WHAT NEEDS TO BE DONE – Copy the data that follows, character for character, minus the pictures.

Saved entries
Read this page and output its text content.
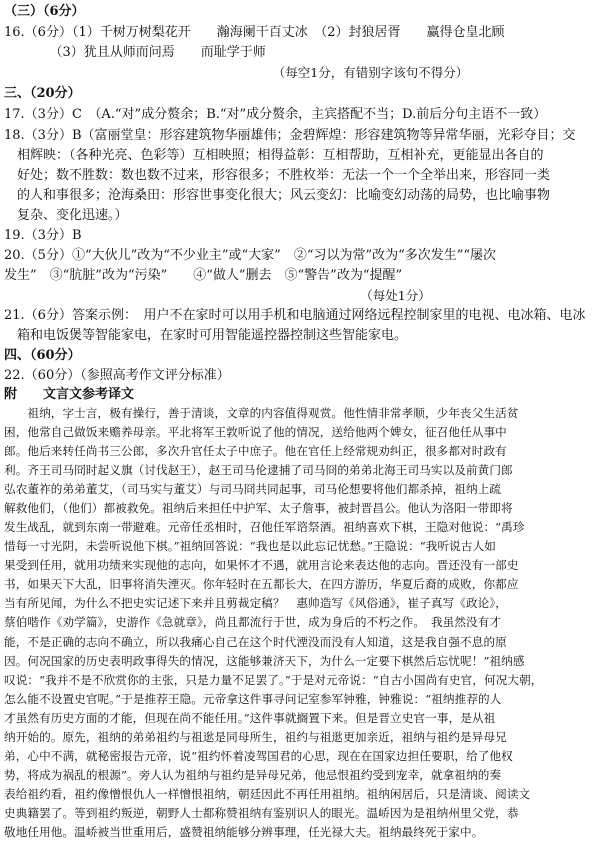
（三）（6分）
16.（6分）（1）千树万树梨花开　　瀚海阑干百丈冰　（2）封狼居胥　　赢得仓皇北顾
　　　　（3）犹且从师而问焉　　而耻学于师
　　　　　　　　　　　　　　　　　　　　　　（每空1分，有错别字该句不得分）
三、（20分）
17.（3分）C　（A.“对”成分赘余；B.“对”成分赘余，主宾搭配不当；D.前后分句主语不一致）
18.（3分）B（富丽堂皇：形容建筑物华丽雄伟；金碧辉煌：形容建筑物等异常华丽，光彩夺目；交
　相辉映：（各种光亮、色彩等）互相映照；相得益彰：互相帮助，互相补充，更能显出各自的
　好处；数不胜数：数也数不过来，形容很多；不胜枚举：无法一个一个全举出来，形容同一类
　的人和事很多；沧海桑田：形容世事变化很大；风云变幻：比喻变幻动荡的局势，也比喻事物
　复杂、变化迅速。）
19.（3分）B
20.（5分）①“大伙儿”改为“不少业主”或“大家”　②“习以为常”改为“多次发生”“屡次
发生”　③“肮脏”改为“污染”　　④“做人”删去　⑤“警告”改为“提醒”
　　　　　　　　　　　　　　　　　　　　　　　　　　　　　（每处1分）
21.（6分）答案示例：　用户不在家时可以用手机和电脑通过网络远程控制家里的电视、电冰箱、电冰
　箱和电饭煲等智能家电，在家时可用智能遥控器控制这些智能家电。
四、（60分）
22.（60分）（参照高考作文评分标准）
附　　文言文参考译文
　　祖纳，字士言，极有操行，善于清谈，文章的内容值得观赏。他性情非常孝顺，少年丧父生活贫
困，他常自己做饭来赡养母亲。平北将军王敦听说了他的情况，送给他两个婢女，征召他任从事中
郎。他后来转任尚书三公郎，多次升官任太子中庶子。他在官任上经常规劝纠正，很多都对时政有
利。齐王司马冏时起义旗（讨伐赵王），赵王司马伦逮捕了司马冏的弟弟北海王司马实以及前黄门郎
弘农董祚的弟弟董艾，（司马实与董艾）与司马冏共同起事，司马伦想要将他们都杀掉，祖纳上疏
解救他们，（他们）都被救免。祖纳后来担任中护军、太子詹事，被封晋昌公。他认为洛阳一带即将
发生战乱，就到东南一带避难。元帝任丞相时，召他任军谘祭酒。祖纳喜欢下棋，王隐对他说：“禹珍
惜每一寸光阴，未尝听说他下棋。”祖纳回答说：“我也是以此忘记忧愁。”王隐说：“我听说古人如
果受到任用，就用功绩来实现他的志向，如果怀才不遇，就用言论来表达他的志向。晋还没有一部史
书，如果天下大乱，旧事将消失湮灭。你年轻时在五都长大，在四方游历，华夏后裔的成败，你都应
当有所见闻，为什么不把史实记述下来并且剪裁定稿？　惠帅造写《风俗通》，崔子真写《政论》，
蔡伯喈作《劝学篇》，史游作《急就章》，尚且都流行于世，成为身后的不朽之作。　我虽然没有才
能，不是正确的志向不确立，所以我痛心自己在这个时代湮没而没有人知道，这是我自强不息的原
因。何况国家的历史表明政事得失的情况，这能够兼济天下，为什么一定要下棋然后忘忧呢！”祖纳感
叹说：“我并不是不欣赏你的主张，只是力量不足罢了。”于是对元帝说：“自古小国尚有史官，何况大朝，
怎么能不设置史官呢。”于是推荐王隐。元帝拿这件事寻问记室参军钟雅，钟雅说：“祖纳推荐的人
才虽然有历史方面的才能，但现在尚不能任用。”这件事就搁置下来。但是晋立史官一事，是从祖
纳开始的。原先，祖纳的弟弟祖约与祖逖是同母所生，祖约与祖逖更加亲近，祖纳与祖约是异母兄
弟，心中不满，就秘密报告元帝，说“祖约怀着凌驾国君的心思，现在在国家边担任要职，给了他权
势，将成为祸乱的根源”。旁人认为祖纳与祖约是异母兄弟，他忌恨祖约受到宠幸，就拿祖纳的奏
表给祖约看，祖约像憎恨仇人一样憎恨祖纳，朝廷因此不再任用祖纳。祖纳闲居后，只是清谈、阅读文
史典籍罢了。等到祖约叛逆，朝野人士都称赞祖纳有鉴别识人的眼光。温峤因为是祖纳州里父党，恭
敬地任用他。温峤被当世重用后，盛赞祖纳能够分辨事理，任光禄大夫。祖纳最终死于家中。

RESPONSE –
Read this page and output its text content.
（三）（6分）
16.（6分）（1）千树万树梨花开　　瀚海阑干百丈冰　（2）封狼居胥　　赢得仓皇北顾
　　　　（3）犹且从师而问焉　　而耻学于师
　　　　　　　　　　　　　　　　　　　　　　（每空1分，有错别字该句不得分）
三、（20分）
17.（3分）C　（A.“对”成分赘余；B.“对”成分赘余，主宾搭配不当；D.前后分句主语不一致）
18.（3分）B（富丽堂皇：形容建筑物华丽雄伟；金碧辉煌：形容建筑物等异常华丽，光彩夺目；交
　相辉映：（各种光亮、色彩等）互相映照；相得益彰：互相帮助，互相补充，更能显出各自的
　好处；数不胜数：数也数不过来，形容很多；不胜枚举：无法一个一个全举出来，形容同一类
　的人和事很多；沧海桑田：形容世事变化很大；风云变幻：比喻变幻动荡的局势，也比喻事物
　复杂、变化迅速。）
19.（3分）B
20.（5分）①“大伙儿”改为“不少业主”或“大家”　②“习以为常”改为“多次发生”“屡次
发生”　③“肮脏”改为“污染”　　④“做人”删去　⑤“警告”改为“提醒”
　　　　　　　　　　　　　　　　　　　　　　　　　　　　　（每处1分）
21.（6分）答案示例：　用户不在家时可以用手机和电脑通过网络远程控制家里的电视、电冰箱、电冰
　箱和电饭煲等智能家电，在家时可用智能遥控器控制这些智能家电。
四、（60分）
22.（60分）（参照高考作文评分标准）
附　　文言文参考译文
　　祖纳，字士言，极有操行，善于清谈，文章的内容值得观赏。他性情非常孝顺，少年丧父生活贫
困，他常自己做饭来赡养母亲。平北将军王敦听说了他的情况，送给他两个婢女，征召他任从事中
郎。他后来转任尚书三公郎，多次升官任太子中庶子。他在官任上经常规劝纠正，很多都对时政有
利。齐王司马冏时起义旗（讨伐赵王），赵王司马伦逮捕了司马冏的弟弟北海王司马实以及前黄门郎
弘农董祚的弟弟董艾，（司马实与董艾）与司马冏共同起事，司马伦想要将他们都杀掉，祖纳上疏
解救他们，（他们）都被救免。祖纳后来担任中护军、太子詹事，被封晋昌公。他认为洛阳一带即将
发生战乱，就到东南一带避难。元帝任丞相时，召他任军谘祭酒。祖纳喜欢下棋，王隐对他说：“禹珍
惜每一寸光阴，未尝听说他下棋。”祖纳回答说：“我也是以此忘记忧愁。”王隐说：“我听说古人如
果受到任用，就用功绩来实现他的志向，如果怀才不遇，就用言论来表达他的志向。晋还没有一部史
书，如果天下大乱，旧事将消失湮灭。你年轻时在五都长大，在四方游历，华夏后裔的成败，你都应
当有所见闻，为什么不把史实记述下来并且剪裁定稿？　惠帅造写《风俗通》，崔子真写《政论》，
蔡伯喈作《劝学篇》，史游作《急就章》，尚且都流行于世，成为身后的不朽之作。　我虽然没有才
能，不是正确的志向不确立，所以我痛心自己在这个时代湮没而没有人知道，这是我自强不息的原
因。何况国家的历史表明政事得失的情况，这能够兼济天下，为什么一定要下棋然后忘忧呢！”祖纳感
叹说：“我并不是不欣赏你的主张，只是力量不足罢了。”于是对元帝说：“自古小国尚有史官，何况大朝，
怎么能不设置史官呢。”于是推荐王隐。元帝拿这件事寻问记室参军钟雅，钟雅说：“祖纳推荐的人
才虽然有历史方面的才能，但现在尚不能任用。”这件事就搁置下来。但是晋立史官一事，是从祖
纳开始的。原先，祖纳的弟弟祖约与祖逖是同母所生，祖约与祖逖更加亲近，祖纳与祖约是异母兄
弟，心中不满，就秘密报告元帝，说“祖约怀着凌驾国君的心思，现在在国家边担任要职，给了他权
势，将成为祸乱的根源”。旁人认为祖纳与祖约是异母兄弟，他忌恨祖约受到宠幸，就拿祖纳的奏
表给祖约看，祖约像憎恨仇人一样憎恨祖纳，朝廷因此不再任用祖纳。祖纳闲居后，只是清谈、阅读文
史典籍罢了。等到祖约叛逆，朝野人士都称赞祖纳有鉴别识人的眼光。温峤因为是祖纳州里父党，恭
敬地任用他。温峤被当世重用后，盛赞祖纳能够分辨事理，任光禄大夫。祖纳最终死于家中。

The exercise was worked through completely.